[Stored items from a collection]
────────────────────────────────────────

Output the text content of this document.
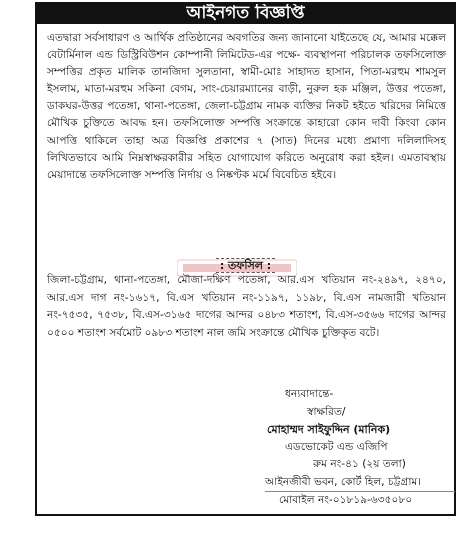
আইনগত বিজ্ঞপ্তি

এতদ্বারা সর্বসাধারণ ও আর্থিক প্রতিষ্ঠানের অবগতির জন্য জানানো যাইতেছে যে, আমার মক্কেল বেটার্মিনাল এন্ড ডিস্ট্রিবিউশন কোম্পানী লিমিটেড-এর পক্ষে- ব্যবস্থাপনা পরিচালক তফসিলোক্ত সম্পত্তির প্রকৃত মালিক তানজিদা সুলতানা, স্বামী-মোঃ সাহাদত হাসান, পিতা-মরহুম শামসুল ইসলাম, মাতা-মরহুম সকিনা বেগম, সাং-চেয়ারম্যানের বাড়ী, নুরুল হক মঞ্জিল, উত্তর পতেঙ্গা, ডাকঘর-উত্তর পতেঙ্গা, থানা-পতেঙ্গা, জেলা-চট্টগ্রাম নামক ব্যক্তির নিকট হইতে খরিদের নিমিত্তে মৌখিক চুক্তিতে আবদ্ধ হন। তফসিলোক্ত সম্পত্তি সংক্রান্তে কাহারো কোন দাবী কিংবা কোন আপত্তি থাকিলে তাহা অত্র বিজ্ঞপ্তি প্রকাশের ৭ (সাত) দিনের মধ্যে প্রমাণ্য দলিলাদিসহ লিখিতভাবে আমি নিম্নস্বাক্ষরকারীর সহিত যোগাযোগ করিতে অনুরোধ করা হইল। এমতাবস্থায় মেয়াদান্তে তফসিলোক্ত সম্পত্তি নির্দায় ও নিষ্কণ্টক মর্মে বিবেচিত হইবে।

: তফসিল :

জিলা-চট্টগ্রাম, থানা-পতেঙ্গা, মৌজা-দক্ষিণ পতেঙ্গা, আর.এস খতিয়ান নং-২৪৯৭, ২৪৭০, আর.এস দাগ নং-১৬১৭, বি.এস খতিয়ান নং-১১৯৭, ১১৯৮, বি.এস নামজারী খতিয়ান নং-৭৫৩৫, ৭৫৩৮, বি.এস-৩১৬৫ দাগের আন্দর ০৪৮৩ শতাংশ, বি.এস-৩৫৬৬ দাগের আন্দর ০৫০০ শতাংশ সর্বমোট ০৯৮৩ শতাংশ নাল জমি সংক্রান্তে মৌখিক চুক্তিকৃত বটে।

ধন্যবাদান্তে-
স্বাক্ষরিত/
মোহাম্মদ সাইফুদ্দিন (মানিক)
এডভোকেট এন্ড এজিপি
রুম নং-৪১ (২য় তলা)
আইনজীবী ভবন, কোর্ট হিল, চট্টগ্রাম।
মোবাইল নং-০১৮১৯-৬৩৫০৮০
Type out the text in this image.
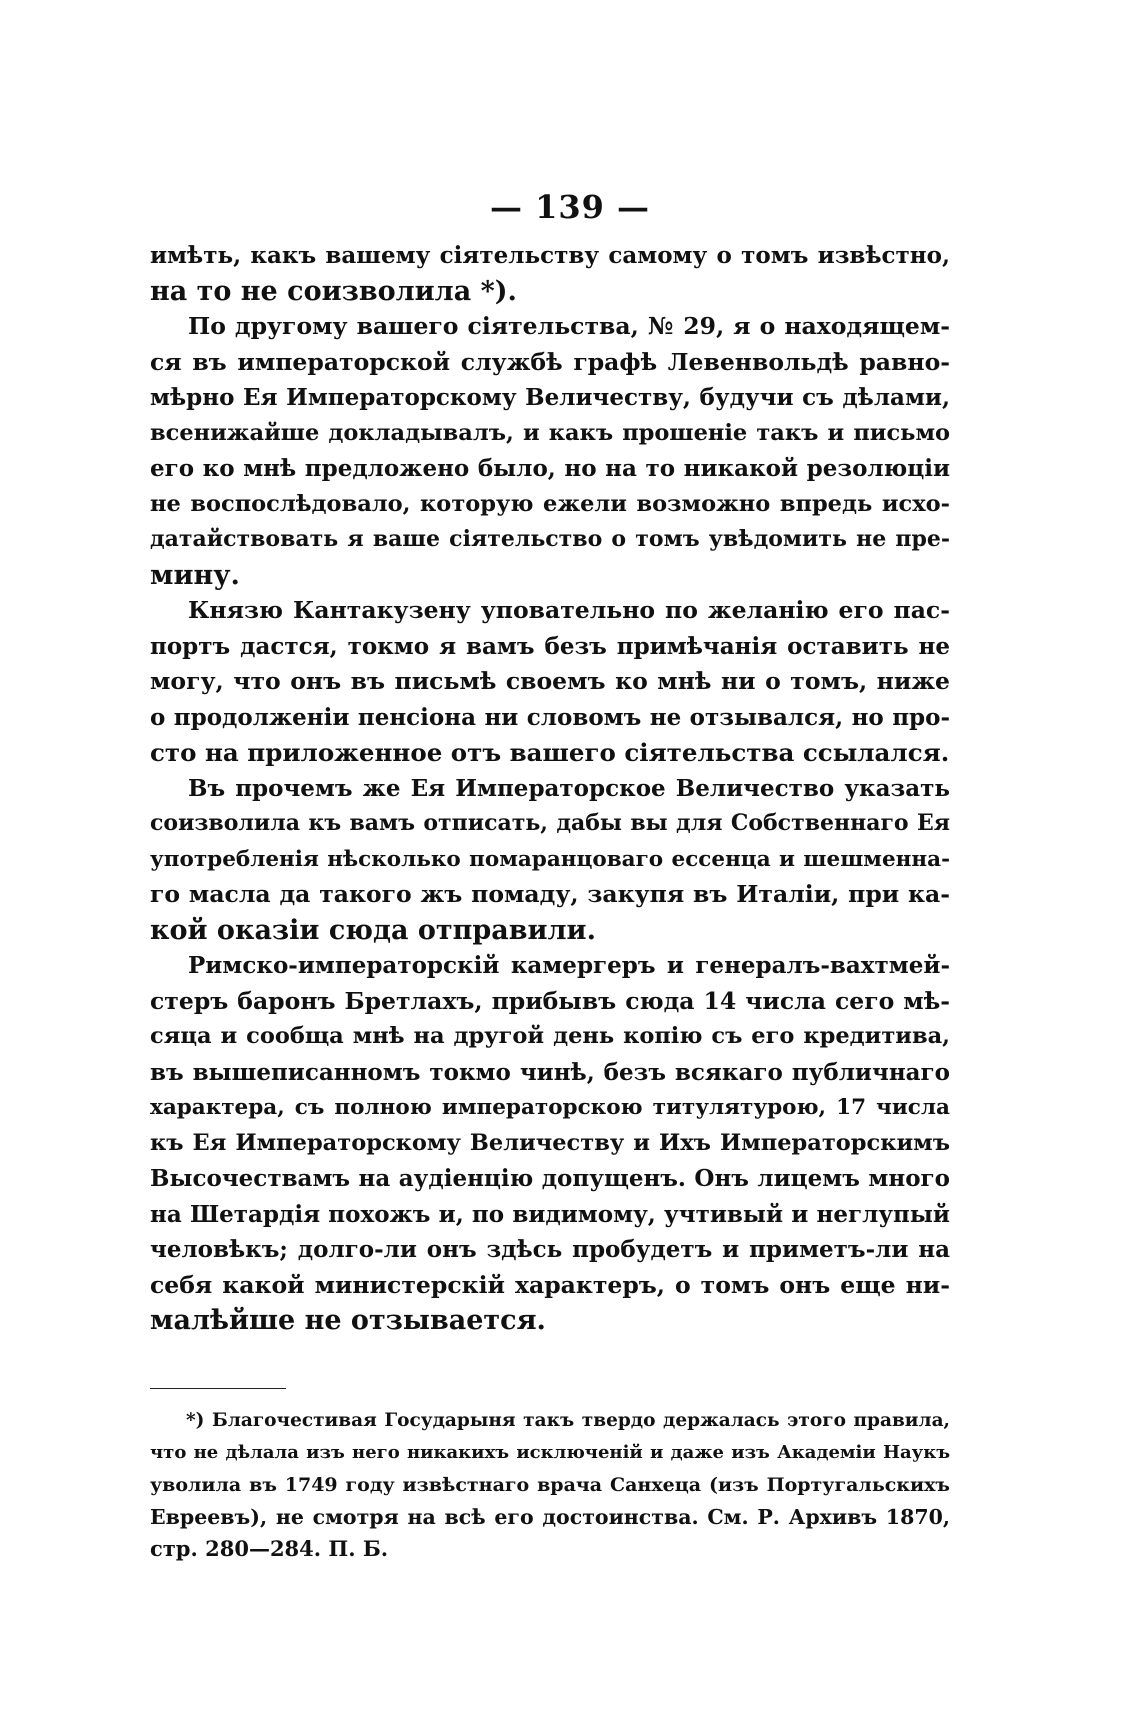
— 139 —
имѣть, какъ вашему сіятельству самому о томъ извѣстно,
на то не соизволила *).
По другому вашего сіятельства, № 29, я о находящем-
ся въ императорской службѣ графѣ Левенвольдѣ равно-
мѣрно Ея Императорскому Величеству, будучи съ дѣлами,
всенижайше докладывалъ, и какъ прошеніе такъ и письмо
его ко мнѣ предложено было, но на то никакой резолюціи
не воспослѣдовало, которую ежели возможно впредь исхо-
датайствовать я ваше сіятельство о томъ увѣдомить не пре-
мину.
Князю Кантакузену уповательно по желанію его пас-
портъ дастся, токмо я вамъ безъ примѣчанія оставить не
могу, что онъ въ письмѣ своемъ ко мнѣ ни о томъ, ниже
о продолженіи пенсіона ни словомъ не отзывался, но про-
сто на приложенное отъ вашего сіятельства ссылался.
Въ прочемъ же Ея Императорское Величество указать
соизволила къ вамъ отписать, дабы вы для Собственнаго Ея
употребленія нѣсколько помаранцоваго ессенца и шешменна-
го масла да такого жъ помаду, закупя въ Италіи, при ка-
кой оказіи сюда отправили.
Римско-императорскій камергеръ и генералъ-вахтмей-
стеръ баронъ Бретлахъ, прибывъ сюда 14 числа сего мѣ-
сяца и сообща мнѣ на другой день копію съ его кредитива,
въ вышеписанномъ токмо чинѣ, безъ всякаго публичнаго
характера, съ полною императорскою титулятурою, 17 числа
къ Ея Императорскому Величеству и Ихъ Императорскимъ
Высочествамъ на аудіенцію допущенъ. Онъ лицемъ много
на Шетардія похожъ и, по видимому, учтивый и неглупый
человѣкъ; долго-ли онъ здѣсь пробудетъ и приметъ-ли на
себя какой министерскій характеръ, о томъ онъ еще ни-
малѣйше не отзывается.
*) Благочестивая Государыня такъ твердо держалась этого правила,
что не дѣлала изъ него никакихъ исключеній и даже изъ Академіи Наукъ
уволила въ 1749 году извѣстнаго врача Санхеца (изъ Португальскихъ
Евреевъ), не смотря на всѣ его достоинства. См. Р. Архивъ 1870,
стр. 280—284. П. Б.
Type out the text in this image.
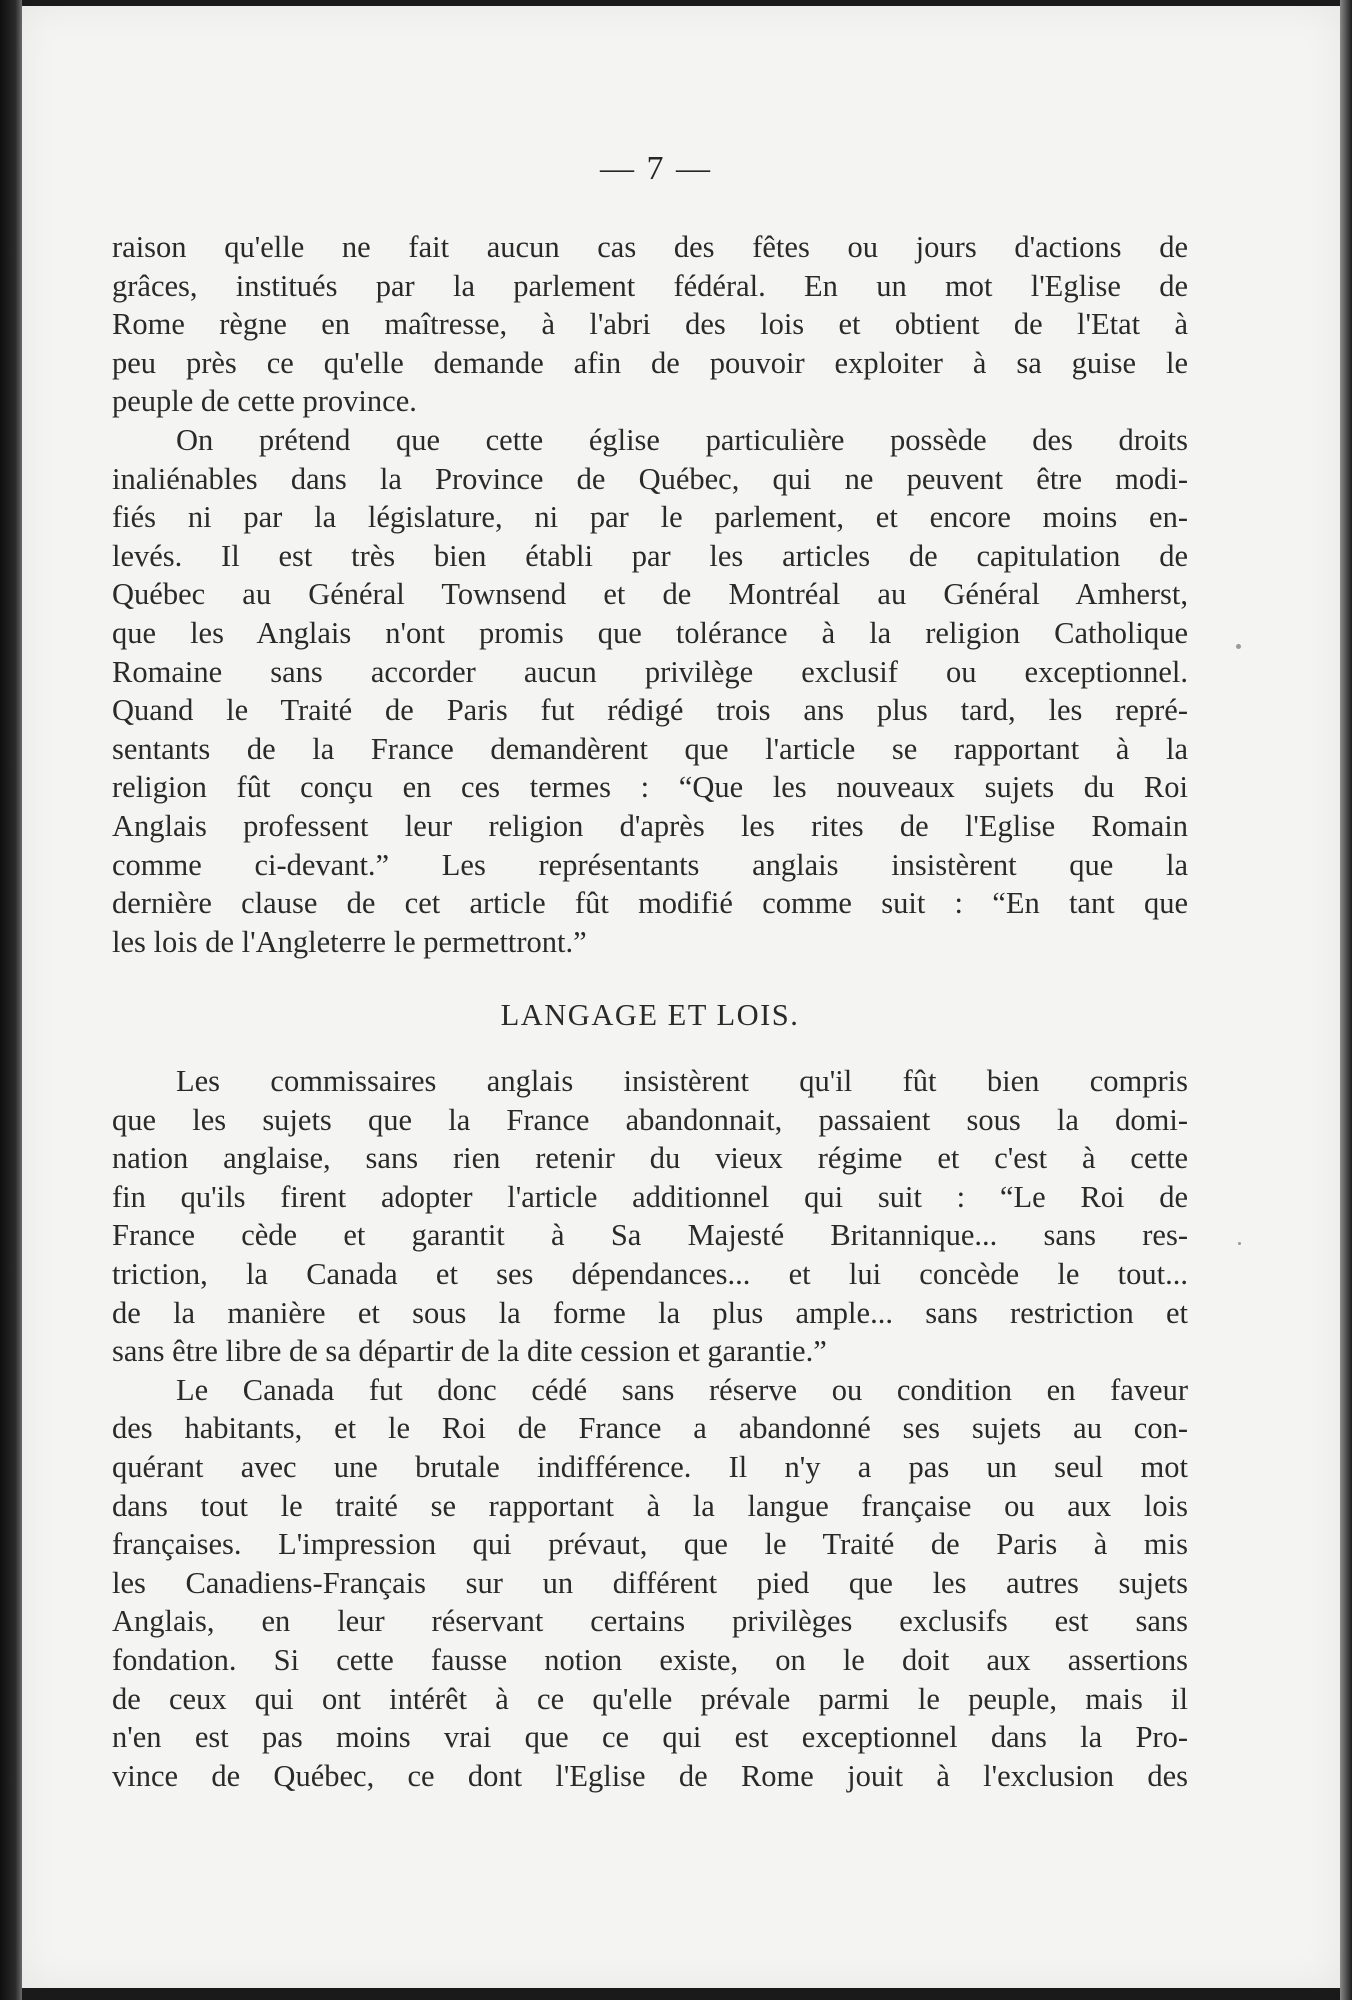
— 7 —
raison qu'elle ne fait aucun cas des fêtes ou jours d'actions de
grâces, institués par la parlement fédéral. En un mot l'Eglise de
Rome règne en maîtresse, à l'abri des lois et obtient de l'Etat à
peu près ce qu'elle demande afin de pouvoir exploiter à sa guise le
peuple de cette province.
On prétend que cette église particulière possède des droits
inaliénables dans la Province de Québec, qui ne peuvent être modi-
fiés ni par la législature, ni par le parlement, et encore moins en-
levés. Il est très bien établi par les articles de capitulation de
Québec au Général Townsend et de Montréal au Général Amherst,
que les Anglais n'ont promis que tolérance à la religion Catholique
Romaine sans accorder aucun privilège exclusif ou exceptionnel.
Quand le Traité de Paris fut rédigé trois ans plus tard, les repré-
sentants de la France demandèrent que l'article se rapportant à la
religion fût conçu en ces termes : “Que les nouveaux sujets du Roi
Anglais professent leur religion d'après les rites de l'Eglise Romain
comme ci-devant.” Les représentants anglais insistèrent que la
dernière clause de cet article fût modifié comme suit : “En tant que
les lois de l'Angleterre le permettront.”
LANGAGE ET LOIS.
Les commissaires anglais insistèrent qu'il fût bien compris
que les sujets que la France abandonnait, passaient sous la domi-
nation anglaise, sans rien retenir du vieux régime et c'est à cette
fin qu'ils firent adopter l'article additionnel qui suit : “Le Roi de
France cède et garantit à Sa Majesté Britannique... sans res-
triction, la Canada et ses dépendances... et lui concède le tout...
de la manière et sous la forme la plus ample... sans restriction et
sans être libre de sa départir de la dite cession et garantie.”
Le Canada fut donc cédé sans réserve ou condition en faveur
des habitants, et le Roi de France a abandonné ses sujets au con-
quérant avec une brutale indifférence. Il n'y a pas un seul mot
dans tout le traité se rapportant à la langue française ou aux lois
françaises. L'impression qui prévaut, que le Traité de Paris à mis
les Canadiens-Français sur un différent pied que les autres sujets
Anglais, en leur réservant certains privilèges exclusifs est sans
fondation. Si cette fausse notion existe, on le doit aux assertions
de ceux qui ont intérêt à ce qu'elle prévale parmi le peuple, mais il
n'en est pas moins vrai que ce qui est exceptionnel dans la Pro-
vince de Québec, ce dont l'Eglise de Rome jouit à l'exclusion des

────────────────────────────────────────

| Aim of the task |
Omit the pictures. Output every record above word for word.

| Expected output |
Output the text content of this document.
আইনগত বিজ্ঞপ্তি

এতদ্বারা সর্বসাধারণ ও আর্থিক প্রতিষ্ঠানের অবগতির জন্য জানানো যাইতেছে যে, আমার মক্কেল বেটার্মিনাল এন্ড ডিস্ট্রিবিউশন কোম্পানী লিমিটেড-এর পক্ষে- ব্যবস্থাপনা পরিচালক তফসিলোক্ত সম্পত্তির প্রকৃত মালিক তানজিদা সুলতানা, স্বামী-মোঃ সাহাদত হাসান, পিতা-মরহুম শামসুল ইসলাম, মাতা-মরহুম সকিনা বেগম, সাং-চেয়ারম্যানের বাড়ী, নুরুল হক মঞ্জিল, উত্তর পতেঙ্গা, ডাকঘর-উত্তর পতেঙ্গা, থানা-পতেঙ্গা, জেলা-চট্টগ্রাম নামক ব্যক্তির নিকট হইতে খরিদের নিমিত্তে মৌখিক চুক্তিতে আবদ্ধ হন। তফসিলোক্ত সম্পত্তি সংক্রান্তে কাহারো কোন দাবী কিংবা কোন আপত্তি থাকিলে তাহা অত্র বিজ্ঞপ্তি প্রকাশের ৭ (সাত) দিনের মধ্যে প্রমাণ্য দলিলাদিসহ লিখিতভাবে আমি নিম্নস্বাক্ষরকারীর সহিত যোগাযোগ করিতে অনুরোধ করা হইল। এমতাবস্থায় মেয়াদান্তে তফসিলোক্ত সম্পত্তি নির্দায় ও নিষ্কণ্টক মর্মে বিবেচিত হইবে।

: তফসিল :

জিলা-চট্টগ্রাম, থানা-পতেঙ্গা, মৌজা-দক্ষিণ পতেঙ্গা, আর.এস খতিয়ান নং-২৪৯৭, ২৪৭০, আর.এস দাগ নং-১৬১৭, বি.এস খতিয়ান নং-১১৯৭, ১১৯৮, বি.এস নামজারী খতিয়ান নং-৭৫৩৫, ৭৫৩৮, বি.এস-৩১৬৫ দাগের আন্দর ০৪৮৩ শতাংশ, বি.এস-৩৫৬৬ দাগের আন্দর ০৫০০ শতাংশ সর্বমোট ০৯৮৩ শতাংশ নাল জমি সংক্রান্তে মৌখিক চুক্তিকৃত বটে।

ধন্যবাদান্তে-
স্বাক্ষরিত/
মোহাম্মদ সাইফুদ্দিন (মানিক)
এডভোকেট এন্ড এজিপি
রুম নং-৪১ (২য় তলা)
আইনজীবী ভবন, কোর্ট হিল, চট্টগ্রাম।
মোবাইল নং-০১৮১৯-৬৩৫০৮০
Type out the text in this image.
— 139 —
имѣть, какъ вашему сіятельству самому о томъ извѣстно,
на то не соизволила *).
По другому вашего сіятельства, № 29, я о находящем-
ся въ императорской службѣ графѣ Левенвольдѣ равно-
мѣрно Ея Императорскому Величеству, будучи съ дѣлами,
всенижайше докладывалъ, и какъ прошеніе такъ и письмо
его ко мнѣ предложено было, но на то никакой резолюціи
не воспослѣдовало, которую ежели возможно впредь исхо-
датайствовать я ваше сіятельство о томъ увѣдомить не пре-
мину.
Князю Кантакузену уповательно по желанію его пас-
портъ дастся, токмо я вамъ безъ примѣчанія оставить не
могу, что онъ въ письмѣ своемъ ко мнѣ ни о томъ, ниже
о продолженіи пенсіона ни словомъ не отзывался, но про-
сто на приложенное отъ вашего сіятельства ссылался.
Въ прочемъ же Ея Императорское Величество указать
соизволила къ вамъ отписать, дабы вы для Собственнаго Ея
употребленія нѣсколько помаранцоваго ессенца и шешменна-
го масла да такого жъ помаду, закупя въ Италіи, при ка-
кой оказіи сюда отправили.
Римско-императорскій камергеръ и генералъ-вахтмей-
стеръ баронъ Бретлахъ, прибывъ сюда 14 числа сего мѣ-
сяца и сообща мнѣ на другой день копію съ его кредитива,
въ вышеписанномъ токмо чинѣ, безъ всякаго публичнаго
характера, съ полною императорскою титулятурою, 17 числа
къ Ея Императорскому Величеству и Ихъ Императорскимъ
Высочествамъ на аудіенцію допущенъ. Онъ лицемъ много
на Шетардія похожъ и, по видимому, учтивый и неглупый
человѣкъ; долго-ли онъ здѣсь пробудетъ и приметъ-ли на
себя какой министерскій характеръ, о томъ онъ еще ни-
малѣйше не отзывается.
*) Благочестивая Государыня такъ твердо держалась этого правила,
что не дѣлала изъ него никакихъ исключеній и даже изъ Академіи Наукъ
уволила въ 1749 году извѣстнаго врача Санхеца (изъ Португальскихъ
Евреевъ), не смотря на всѣ его достоинства. См. Р. Архивъ 1870,
стр. 280—284. П. Б.
Type out the text in this image.
— 7 —
raison qu'elle ne fait aucun cas des fêtes ou jours d'actions de
grâces, institués par la parlement fédéral. En un mot l'Eglise de
Rome règne en maîtresse, à l'abri des lois et obtient de l'Etat à
peu près ce qu'elle demande afin de pouvoir exploiter à sa guise le
peuple de cette province.
On prétend que cette église particulière possède des droits
inaliénables dans la Province de Québec, qui ne peuvent être modi-
fiés ni par la législature, ni par le parlement, et encore moins en-
levés. Il est très bien établi par les articles de capitulation de
Québec au Général Townsend et de Montréal au Général Amherst,
que les Anglais n'ont promis que tolérance à la religion Catholique
Romaine sans accorder aucun privilège exclusif ou exceptionnel.
Quand le Traité de Paris fut rédigé trois ans plus tard, les repré-
sentants de la France demandèrent que l'article se rapportant à la
religion fût conçu en ces termes : “Que les nouveaux sujets du Roi
Anglais professent leur religion d'après les rites de l'Eglise Romain
comme ci-devant.” Les représentants anglais insistèrent que la
dernière clause de cet article fût modifié comme suit : “En tant que
les lois de l'Angleterre le permettront.”
LANGAGE ET LOIS.
Les commissaires anglais insistèrent qu'il fût bien compris
que les sujets que la France abandonnait, passaient sous la domi-
nation anglaise, sans rien retenir du vieux régime et c'est à cette
fin qu'ils firent adopter l'article additionnel qui suit : “Le Roi de
France cède et garantit à Sa Majesté Britannique... sans res-
triction, la Canada et ses dépendances... et lui concède le tout...
de la manière et sous la forme la plus ample... sans restriction et
sans être libre de sa départir de la dite cession et garantie.”
Le Canada fut donc cédé sans réserve ou condition en faveur
des habitants, et le Roi de France a abandonné ses sujets au con-
quérant avec une brutale indifférence. Il n'y a pas un seul mot
dans tout le traité se rapportant à la langue française ou aux lois
françaises. L'impression qui prévaut, que le Traité de Paris à mis
les Canadiens-Français sur un différent pied que les autres sujets
Anglais, en leur réservant certains privilèges exclusifs est sans
fondation. Si cette fausse notion existe, on le doit aux assertions
de ceux qui ont intérêt à ce qu'elle prévale parmi le peuple, mais il
n'en est pas moins vrai que ce qui est exceptionnel dans la Pro-
vince de Québec, ce dont l'Eglise de Rome jouit à l'exclusion des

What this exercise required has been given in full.